◆ Objective ◆
Write out every entry exactly as it appears.

◆ Data supplied ◆
--------------------------------
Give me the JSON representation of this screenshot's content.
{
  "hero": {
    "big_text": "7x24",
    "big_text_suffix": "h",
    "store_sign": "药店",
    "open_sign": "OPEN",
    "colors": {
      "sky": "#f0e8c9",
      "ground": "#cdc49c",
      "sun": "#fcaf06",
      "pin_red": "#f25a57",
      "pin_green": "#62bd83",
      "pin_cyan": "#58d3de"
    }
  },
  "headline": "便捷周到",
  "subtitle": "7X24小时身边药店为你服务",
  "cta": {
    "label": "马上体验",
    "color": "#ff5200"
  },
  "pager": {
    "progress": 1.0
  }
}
--------------------------------
◆ Reply to the task ◆
Give me the JSON representation of this screenshot's content.
{
  "hero": {
    "big_text": "7x24",
    "big_text_suffix": "h",
    "store_sign": "药店",
    "open_sign": "OPEN",
    "colors": {
      "sky": "#f0e8c9",
      "ground": "#cdc49c",
      "sun": "#fcaf06",
      "pin_red": "#f25a57",
      "pin_green": "#62bd83",
      "pin_cyan": "#58d3de"
    }
  },
  "headline": "便捷周到",
  "subtitle": "7X24小时身边药店为你服务",
  "cta": {
    "label": "马上体验",
    "color": "#ff5200"
  },
  "pager": {
    "progress": 1.0
  }
}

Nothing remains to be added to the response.